TASK INPUT start
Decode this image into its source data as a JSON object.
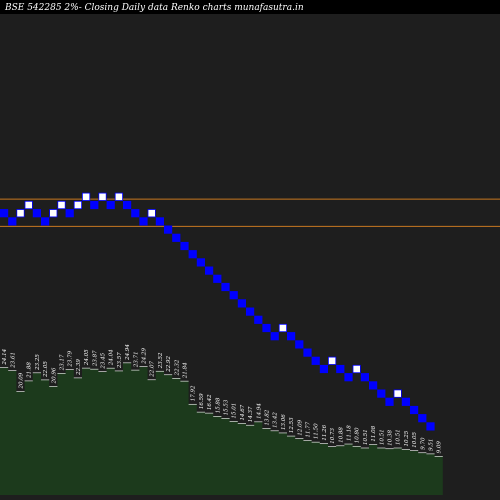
{
  "title": "BSE 542285 2%-  Closing Daily data  Renko  charts munafasutra.in",
  "chart_data": {
    "type": "renko",
    "title": "BSE 542285 2%-  Closing Daily data  Renko  charts munafasutra.in",
    "brick_size_percent": 2,
    "xlabel": "",
    "ylabel": "",
    "colors": {
      "background": "#000000",
      "panel": "#1e1e1e",
      "up_brick": "#ffffff",
      "down_brick": "#0000ff",
      "brick_border": "#0000ff",
      "reference_line": "#c87820",
      "volume_fill": "#1c3a1c",
      "volume_edge": "#ffffff",
      "labels": "#ffffff"
    },
    "reference_lines": [
      {
        "level": 2
      },
      {
        "level": -2
      }
    ],
    "bricks": [
      {
        "dir": "down",
        "level": 0
      },
      {
        "dir": "down",
        "level": -1
      },
      {
        "dir": "up",
        "level": 0
      },
      {
        "dir": "up",
        "level": 1
      },
      {
        "dir": "down",
        "level": 0
      },
      {
        "dir": "down",
        "level": -1
      },
      {
        "dir": "up",
        "level": 0
      },
      {
        "dir": "up",
        "level": 1
      },
      {
        "dir": "down",
        "level": 0
      },
      {
        "dir": "up",
        "level": 1
      },
      {
        "dir": "up",
        "level": 2
      },
      {
        "dir": "down",
        "level": 1
      },
      {
        "dir": "up",
        "level": 2
      },
      {
        "dir": "down",
        "level": 1
      },
      {
        "dir": "up",
        "level": 2
      },
      {
        "dir": "down",
        "level": 1
      },
      {
        "dir": "down",
        "level": 0
      },
      {
        "dir": "down",
        "level": -1
      },
      {
        "dir": "up",
        "level": 0
      },
      {
        "dir": "down",
        "level": -1
      },
      {
        "dir": "down",
        "level": -2
      },
      {
        "dir": "down",
        "level": -3
      },
      {
        "dir": "down",
        "level": -4
      },
      {
        "dir": "down",
        "level": -5
      },
      {
        "dir": "down",
        "level": -6
      },
      {
        "dir": "down",
        "level": -7
      },
      {
        "dir": "down",
        "level": -8
      },
      {
        "dir": "down",
        "level": -9
      },
      {
        "dir": "down",
        "level": -10
      },
      {
        "dir": "down",
        "level": -11
      },
      {
        "dir": "down",
        "level": -12
      },
      {
        "dir": "down",
        "level": -13
      },
      {
        "dir": "down",
        "level": -14
      },
      {
        "dir": "down",
        "level": -15
      },
      {
        "dir": "up",
        "level": -14
      },
      {
        "dir": "down",
        "level": -15
      },
      {
        "dir": "down",
        "level": -16
      },
      {
        "dir": "down",
        "level": -17
      },
      {
        "dir": "down",
        "level": -18
      },
      {
        "dir": "down",
        "level": -19
      },
      {
        "dir": "up",
        "level": -18
      },
      {
        "dir": "down",
        "level": -19
      },
      {
        "dir": "down",
        "level": -20
      },
      {
        "dir": "up",
        "level": -19
      },
      {
        "dir": "down",
        "level": -20
      },
      {
        "dir": "down",
        "level": -21
      },
      {
        "dir": "down",
        "level": -22
      },
      {
        "dir": "down",
        "level": -23
      },
      {
        "dir": "up",
        "level": -22
      },
      {
        "dir": "down",
        "level": -23
      },
      {
        "dir": "down",
        "level": -24
      },
      {
        "dir": "down",
        "level": -25
      },
      {
        "dir": "down",
        "level": -26
      }
    ],
    "volume_labels": [
      "24.14",
      "23.61",
      "20.09",
      "21.88",
      "23.25",
      "22.05",
      "20.96",
      "23.17",
      "23.79",
      "22.39",
      "24.05",
      "23.87",
      "23.45",
      "24.04",
      "23.57",
      "24.94",
      "23.71",
      "24.29",
      "22.07",
      "23.52",
      "22.92",
      "22.32",
      "21.84",
      "17.92",
      "16.59",
      "16.42",
      "15.88",
      "15.53",
      "15.01",
      "14.67",
      "14.37",
      "14.94",
      "13.82",
      "13.42",
      "13.06",
      "12.53",
      "12.09",
      "11.77",
      "11.50",
      "11.26",
      "10.73",
      "10.88",
      "11.18",
      "10.80",
      "10.51",
      "11.08",
      "10.51",
      "10.38",
      "10.51",
      "10.25",
      "10.05",
      "9.70",
      "9.51",
      "9.09"
    ],
    "volume_values": [
      24.14,
      23.61,
      20.09,
      21.88,
      23.25,
      22.05,
      20.96,
      23.17,
      23.79,
      22.39,
      24.05,
      23.87,
      23.45,
      24.04,
      23.57,
      24.94,
      23.71,
      24.29,
      22.07,
      23.52,
      22.92,
      22.32,
      21.84,
      17.92,
      16.59,
      16.42,
      15.88,
      15.53,
      15.01,
      14.67,
      14.37,
      14.94,
      13.82,
      13.42,
      13.06,
      12.53,
      12.09,
      11.77,
      11.5,
      11.26,
      10.73,
      10.88,
      11.18,
      10.8,
      10.51,
      11.08,
      10.51,
      10.38,
      10.51,
      10.25,
      10.05,
      9.7,
      9.51,
      9.09
    ]
  }
}
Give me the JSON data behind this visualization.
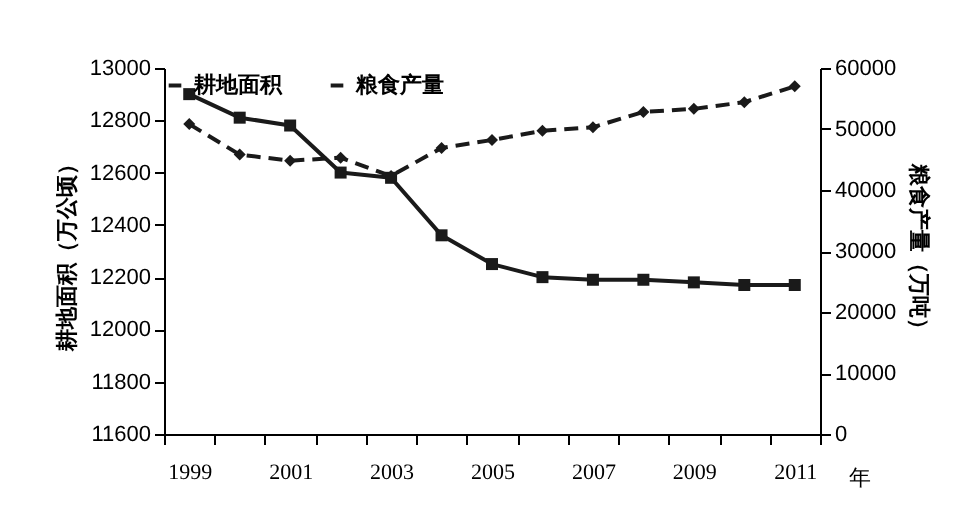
{
  "chart_data": {
    "type": "line",
    "categories": [
      "1999",
      null,
      "2001",
      null,
      "2003",
      null,
      "2005",
      null,
      "2007",
      null,
      "2009",
      null,
      "2011"
    ],
    "xlabel": "年",
    "ylabel": "耕地面积（万公顷）",
    "y2label": "粮食产量（万吨）",
    "ylim": [
      11600,
      13000
    ],
    "yticks": [
      11600,
      11800,
      12000,
      12200,
      12400,
      12600,
      12800,
      13000
    ],
    "y2lim": [
      0,
      60000
    ],
    "y2ticks": [
      0,
      10000,
      20000,
      30000,
      40000,
      50000,
      60000
    ],
    "grid": false,
    "legend": "top",
    "series": [
      {
        "name": "耕地面积",
        "color": "#1a1a1a",
        "marker": "square",
        "line_style": "solid",
        "values": [
          12900,
          12810,
          12780,
          12600,
          12580,
          12360,
          12250,
          12200,
          12190,
          12190,
          12180,
          12170,
          12170
        ]
      },
      {
        "name": "粮食产量",
        "color": "#1a1a1a",
        "marker": "diamond",
        "line_style": "dashed",
        "axis": "y2",
        "values": [
          50800,
          45800,
          44800,
          45300,
          42300,
          46900,
          48200,
          49700,
          50300,
          52800,
          53300,
          54400,
          57000
        ]
      }
    ]
  }
}
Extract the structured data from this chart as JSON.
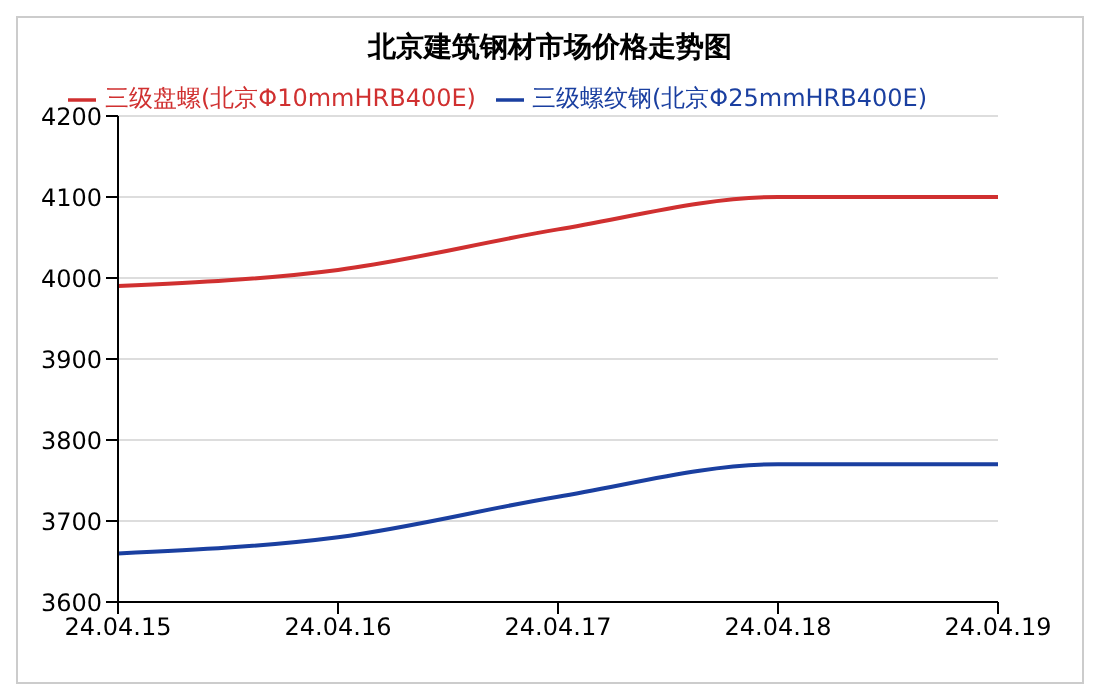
{
  "chart_data": {
    "type": "line",
    "title": "北京建筑钢材市场价格走势图",
    "categories": [
      "24.04.15",
      "24.04.16",
      "24.04.17",
      "24.04.18",
      "24.04.19"
    ],
    "series": [
      {
        "name": "三级盘螺(北京Φ10mmHRB400E)",
        "color": "#d03030",
        "values": [
          3990,
          4010,
          4060,
          4100,
          4100
        ]
      },
      {
        "name": "三级螺纹钢(北京Φ25mmHRB400E)",
        "color": "#1a3fa0",
        "values": [
          3660,
          3680,
          3730,
          3770,
          3770
        ]
      }
    ],
    "ylim": [
      3600,
      4200
    ],
    "yticks": [
      3600,
      3700,
      3800,
      3900,
      4000,
      4100,
      4200
    ],
    "grid": "y",
    "legend": "top",
    "marker": "none",
    "line_style": "solid"
  }
}
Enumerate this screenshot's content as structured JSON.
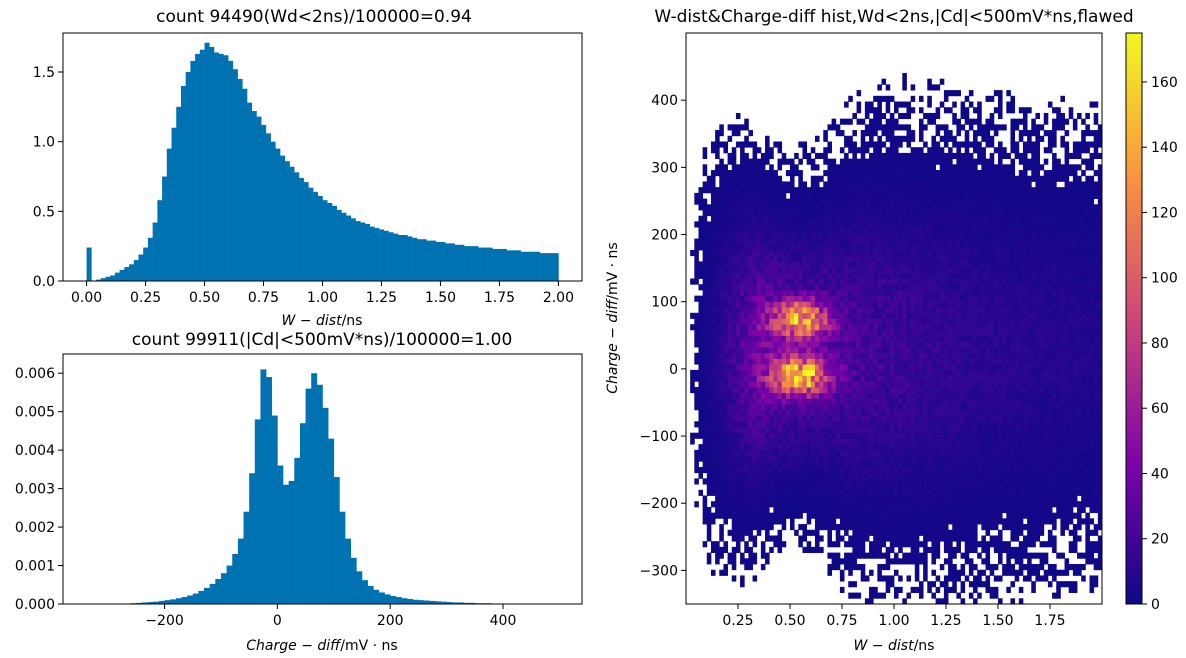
{
  "chart_data": [
    {
      "type": "bar",
      "title": "count 94490(Wd<2ns)/100000=0.94",
      "xlabel_italic": "W − dist",
      "xlabel_unit": "/ns",
      "ylabel": "",
      "xlim": [
        -0.1,
        2.1
      ],
      "ylim": [
        0,
        1.78
      ],
      "xticks": [
        "0.00",
        "0.25",
        "0.50",
        "0.75",
        "1.00",
        "1.25",
        "1.50",
        "1.75",
        "2.00"
      ],
      "yticks": [
        "0.0",
        "0.5",
        "1.0",
        "1.5"
      ],
      "bin_width": 0.02,
      "x": [
        0.01,
        0.03,
        0.05,
        0.07,
        0.09,
        0.11,
        0.13,
        0.15,
        0.17,
        0.19,
        0.21,
        0.23,
        0.25,
        0.27,
        0.29,
        0.31,
        0.33,
        0.35,
        0.37,
        0.39,
        0.41,
        0.43,
        0.45,
        0.47,
        0.49,
        0.51,
        0.53,
        0.55,
        0.57,
        0.59,
        0.61,
        0.63,
        0.65,
        0.67,
        0.69,
        0.71,
        0.73,
        0.75,
        0.77,
        0.79,
        0.81,
        0.83,
        0.85,
        0.87,
        0.89,
        0.91,
        0.93,
        0.95,
        0.97,
        0.99,
        1.01,
        1.03,
        1.05,
        1.07,
        1.09,
        1.11,
        1.13,
        1.15,
        1.17,
        1.19,
        1.21,
        1.23,
        1.25,
        1.27,
        1.29,
        1.31,
        1.33,
        1.35,
        1.37,
        1.39,
        1.41,
        1.43,
        1.45,
        1.47,
        1.49,
        1.51,
        1.53,
        1.55,
        1.57,
        1.59,
        1.61,
        1.63,
        1.65,
        1.67,
        1.69,
        1.71,
        1.73,
        1.75,
        1.77,
        1.79,
        1.81,
        1.83,
        1.85,
        1.87,
        1.89,
        1.91,
        1.93,
        1.95,
        1.97,
        1.99
      ],
      "values": [
        0.24,
        0.0,
        0.01,
        0.02,
        0.03,
        0.04,
        0.06,
        0.08,
        0.1,
        0.12,
        0.15,
        0.19,
        0.24,
        0.31,
        0.42,
        0.58,
        0.75,
        0.95,
        1.1,
        1.25,
        1.4,
        1.5,
        1.58,
        1.63,
        1.66,
        1.71,
        1.68,
        1.64,
        1.63,
        1.62,
        1.58,
        1.52,
        1.45,
        1.38,
        1.28,
        1.22,
        1.18,
        1.12,
        1.06,
        1.0,
        0.95,
        0.9,
        0.86,
        0.82,
        0.78,
        0.74,
        0.71,
        0.67,
        0.64,
        0.61,
        0.58,
        0.56,
        0.54,
        0.51,
        0.49,
        0.47,
        0.45,
        0.43,
        0.42,
        0.41,
        0.39,
        0.38,
        0.37,
        0.36,
        0.35,
        0.34,
        0.33,
        0.33,
        0.32,
        0.31,
        0.3,
        0.3,
        0.29,
        0.29,
        0.28,
        0.28,
        0.27,
        0.27,
        0.26,
        0.26,
        0.25,
        0.25,
        0.25,
        0.24,
        0.24,
        0.24,
        0.23,
        0.23,
        0.23,
        0.22,
        0.22,
        0.22,
        0.21,
        0.21,
        0.21,
        0.21,
        0.2,
        0.2,
        0.2,
        0.2
      ],
      "color": "#0072b2"
    },
    {
      "type": "bar",
      "title": "count 99911(|Cd|<500mV*ns)/100000=1.00",
      "xlabel_italic": "Charge − diff",
      "xlabel_unit": "/mV · ns",
      "ylabel": "",
      "xlim": [
        -380,
        540
      ],
      "ylim": [
        0,
        0.0065
      ],
      "xticks": [
        "−200",
        "0",
        "200",
        "400"
      ],
      "yticks": [
        "0.000",
        "0.001",
        "0.002",
        "0.003",
        "0.004",
        "0.005",
        "0.006"
      ],
      "bin_width": 10,
      "x": [
        -255,
        -245,
        -235,
        -225,
        -215,
        -205,
        -195,
        -185,
        -175,
        -165,
        -155,
        -145,
        -135,
        -125,
        -115,
        -105,
        -95,
        -85,
        -75,
        -65,
        -55,
        -45,
        -35,
        -25,
        -15,
        -5,
        5,
        15,
        25,
        35,
        45,
        55,
        65,
        75,
        85,
        95,
        105,
        115,
        125,
        135,
        145,
        155,
        165,
        175,
        185,
        195,
        205,
        215,
        225,
        235,
        245,
        255,
        265,
        275,
        285,
        295,
        305,
        315,
        325,
        335,
        345,
        355,
        365,
        375,
        385,
        395,
        405
      ],
      "values": [
        2e-05,
        3e-05,
        4e-05,
        5e-05,
        6e-05,
        8e-05,
        0.0001,
        0.00012,
        0.00015,
        0.00018,
        0.00022,
        0.00027,
        0.00034,
        0.00042,
        0.00052,
        0.00065,
        0.0008,
        0.001,
        0.0013,
        0.0017,
        0.0024,
        0.0034,
        0.0048,
        0.0061,
        0.0059,
        0.0049,
        0.0036,
        0.0031,
        0.0032,
        0.0038,
        0.0047,
        0.0056,
        0.006,
        0.0057,
        0.0051,
        0.0043,
        0.0033,
        0.0024,
        0.0017,
        0.0012,
        0.00085,
        0.00062,
        0.00047,
        0.00037,
        0.0003,
        0.00025,
        0.00021,
        0.00018,
        0.00015,
        0.00013,
        0.00011,
        0.0001,
        9e-05,
        8e-05,
        7e-05,
        6e-05,
        5e-05,
        4e-05,
        4e-05,
        3e-05,
        3e-05,
        2e-05,
        2e-05,
        2e-05,
        1e-05,
        1e-05,
        1e-05
      ],
      "color": "#0072b2"
    },
    {
      "type": "heatmap",
      "title": "W-dist&Charge-diff hist,Wd<2ns,|Cd|<500mV*ns,flawed",
      "xlabel_italic": "W − dist",
      "xlabel_unit": "/ns",
      "ylabel_italic": "Charge − diff",
      "ylabel_unit": "/mV · ns",
      "xlim": [
        0.0,
        2.0
      ],
      "ylim": [
        -350,
        500
      ],
      "xticks": [
        "0.25",
        "0.50",
        "0.75",
        "1.00",
        "1.25",
        "1.50",
        "1.75"
      ],
      "yticks": [
        "−300",
        "−200",
        "−100",
        "0",
        "100",
        "200",
        "300",
        "400"
      ],
      "colorbar_ticks": [
        "0",
        "20",
        "40",
        "60",
        "80",
        "100",
        "120",
        "140",
        "160"
      ],
      "colorbar_range": [
        0,
        175
      ],
      "colormap": "plasma",
      "peaks": [
        {
          "x": 0.55,
          "y": 75,
          "count": 150
        },
        {
          "x": 0.55,
          "y": -10,
          "count": 165
        }
      ]
    }
  ]
}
TASK INPUT end
Work out the number of lines above that include the string "JSON" and write only that number.

# [SOLVED EXERCISE]
4